## Begin DATASET CONTENT

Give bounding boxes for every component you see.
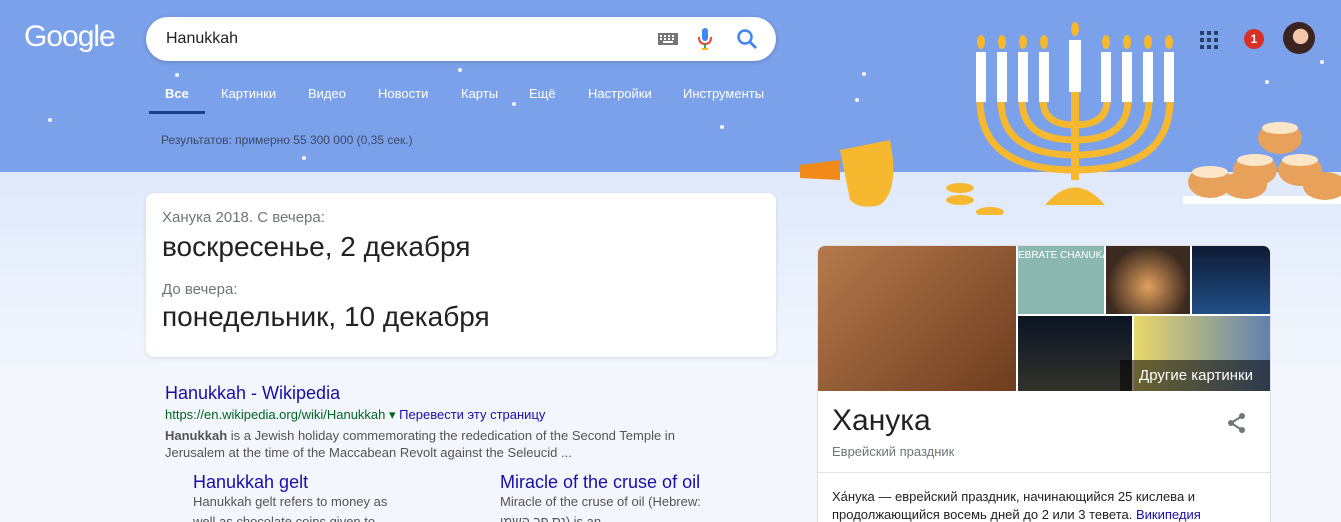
share-icon[interactable] [1226,412,1248,434]
panel-subtitle: Еврейский праздник [832,444,955,459]
tab-all[interactable]: Все [149,86,205,114]
microphone-icon[interactable] [698,27,712,51]
snippet-bold: Hanukkah [165,428,228,443]
star-decoration [512,102,516,106]
celebrate-chanukah-image[interactable]: EBRATE CHANUKAH [1018,246,1104,314]
menorah-night-image[interactable] [1018,316,1132,391]
snippet-text: is a Jewish holiday commemorating the re… [165,428,675,460]
sublink-snippet: Miracle of the cruse of oil (Hebrew: נס … [500,494,701,522]
result-url-arrow[interactable]: ▾ [389,407,396,422]
tab-news[interactable]: Новости [378,86,428,111]
sublink-title[interactable]: Miracle of the cruse of oil [500,472,700,493]
tab-video[interactable]: Видео [308,86,346,111]
hanukkah-dates-card: Ханука 2018. С вечера: воскресенье, 2 де… [146,193,776,357]
sublink-title[interactable]: Hanukkah gelt [193,472,308,493]
tab-tools[interactable]: Инструменты [683,86,764,111]
tab-maps[interactable]: Карты [461,86,498,111]
panel-divider [818,472,1270,473]
end-date: понедельник, 10 декабря [162,301,490,332]
result-url-text: https://en.wikipedia.org/wiki/Hanukkah [165,407,386,422]
keyboard-icon[interactable] [658,33,678,45]
search-icon[interactable] [736,28,758,50]
sublink-snippet: Hanukkah gelt refers to money as well as… [193,494,388,522]
panel-description: Ха́нука — еврейский праздник, начинающий… [832,488,1262,522]
result-snippet: Hanukkah is a Jewish holiday commemorati… [165,427,705,461]
notifications-badge[interactable]: 1 [1244,29,1264,49]
translate-link[interactable]: Перевести эту страницу [399,407,545,422]
result-url: https://en.wikipedia.org/wiki/Hanukkah ▾… [165,407,545,423]
google-logo[interactable]: Google [24,20,116,54]
result-title-link[interactable]: Hanukkah - Wikipedia [165,383,340,404]
star-decoration [302,156,306,160]
knowledge-panel: EBRATE CHANUKAH Другие картинки Ханука Е… [817,245,1271,522]
donuts-candles-image[interactable] [1106,246,1190,314]
more-images-button[interactable]: Другие картинки [1120,360,1270,391]
blue-candles-image[interactable] [1192,246,1270,314]
apps-grid-icon[interactable] [1200,31,1218,49]
search-box[interactable] [146,17,776,61]
star-decoration [720,125,724,129]
tab-images[interactable]: Картинки [221,86,276,111]
tab-settings[interactable]: Настройки [588,86,652,111]
end-label: До вечера: [162,281,238,298]
tab-more[interactable]: Ещё [529,86,556,111]
results-count: Результатов: примерно 55 300 000 (0,35 с… [161,133,413,147]
search-input[interactable] [166,28,646,50]
star-decoration [175,73,179,77]
image-banner-text: EBRATE CHANUKAH [1018,250,1104,261]
wikipedia-link[interactable]: Википедия [1136,507,1201,522]
star-decoration [458,68,462,72]
start-date: воскресенье, 2 декабря [162,231,471,262]
start-label: Ханука 2018. С вечера: [162,209,325,226]
avatar[interactable] [1283,22,1315,54]
panel-title: Ханука [832,404,931,437]
star-decoration [48,118,52,122]
menorah-photo[interactable] [818,246,1016,391]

## End DATASET CONTENT

> **AIM**:
Repeat the data above word for word, line by line, and leave out the picture.

> **SOLUTION TO THIS TASK**:
Give bounding boxes for every component you see.
share-icon[interactable] [1226,412,1248,434]
panel-subtitle: Еврейский праздник [832,444,955,459]
tab-all[interactable]: Все [149,86,205,114]
microphone-icon[interactable] [698,27,712,51]
snippet-bold: Hanukkah [165,428,228,443]
star-decoration [512,102,516,106]
celebrate-chanukah-image[interactable]: EBRATE CHANUKAH [1018,246,1104,314]
menorah-night-image[interactable] [1018,316,1132,391]
snippet-text: is a Jewish holiday commemorating the re… [165,428,675,460]
sublink-snippet: Miracle of the cruse of oil (Hebrew: נס … [500,494,701,522]
result-url-arrow[interactable]: ▾ [389,407,396,422]
tab-news[interactable]: Новости [378,86,428,111]
sublink-title[interactable]: Miracle of the cruse of oil [500,472,700,493]
tab-video[interactable]: Видео [308,86,346,111]
hanukkah-dates-card: Ханука 2018. С вечера: воскресенье, 2 де… [146,193,776,357]
sublink-title[interactable]: Hanukkah gelt [193,472,308,493]
tab-tools[interactable]: Инструменты [683,86,764,111]
tab-maps[interactable]: Карты [461,86,498,111]
panel-divider [818,472,1270,473]
end-date: понедельник, 10 декабря [162,301,490,332]
result-url-text: https://en.wikipedia.org/wiki/Hanukkah [165,407,386,422]
keyboard-icon[interactable] [658,33,678,45]
search-icon[interactable] [736,28,758,50]
sublink-snippet: Hanukkah gelt refers to money as well as… [193,494,388,522]
panel-description: Ха́нука — еврейский праздник, начинающий… [832,488,1262,522]
result-snippet: Hanukkah is a Jewish holiday commemorati… [165,427,705,461]
notifications-badge[interactable]: 1 [1244,29,1264,49]
translate-link[interactable]: Перевести эту страницу [399,407,545,422]
result-url: https://en.wikipedia.org/wiki/Hanukkah ▾… [165,407,545,423]
google-logo[interactable]: Google [24,20,116,54]
result-title-link[interactable]: Hanukkah - Wikipedia [165,383,340,404]
star-decoration [302,156,306,160]
knowledge-panel: EBRATE CHANUKAH Другие картинки Ханука Е… [817,245,1271,522]
donuts-candles-image[interactable] [1106,246,1190,314]
more-images-button[interactable]: Другие картинки [1120,360,1270,391]
blue-candles-image[interactable] [1192,246,1270,314]
apps-grid-icon[interactable] [1200,31,1218,49]
search-box[interactable] [146,17,776,61]
star-decoration [720,125,724,129]
tab-images[interactable]: Картинки [221,86,276,111]
tab-settings[interactable]: Настройки [588,86,652,111]
end-label: До вечера: [162,281,238,298]
tab-more[interactable]: Ещё [529,86,556,111]
results-count: Результатов: примерно 55 300 000 (0,35 с… [161,133,413,147]
search-input[interactable] [166,28,646,50]
star-decoration [175,73,179,77]
image-banner-text: EBRATE CHANUKAH [1018,250,1104,261]
wikipedia-link[interactable]: Википедия [1136,507,1201,522]
star-decoration [458,68,462,72]
start-date: воскресенье, 2 декабря [162,231,471,262]
start-label: Ханука 2018. С вечера: [162,209,325,226]
avatar[interactable] [1283,22,1315,54]
panel-title: Ханука [832,404,931,437]
star-decoration [48,118,52,122]
menorah-photo[interactable] [818,246,1016,391]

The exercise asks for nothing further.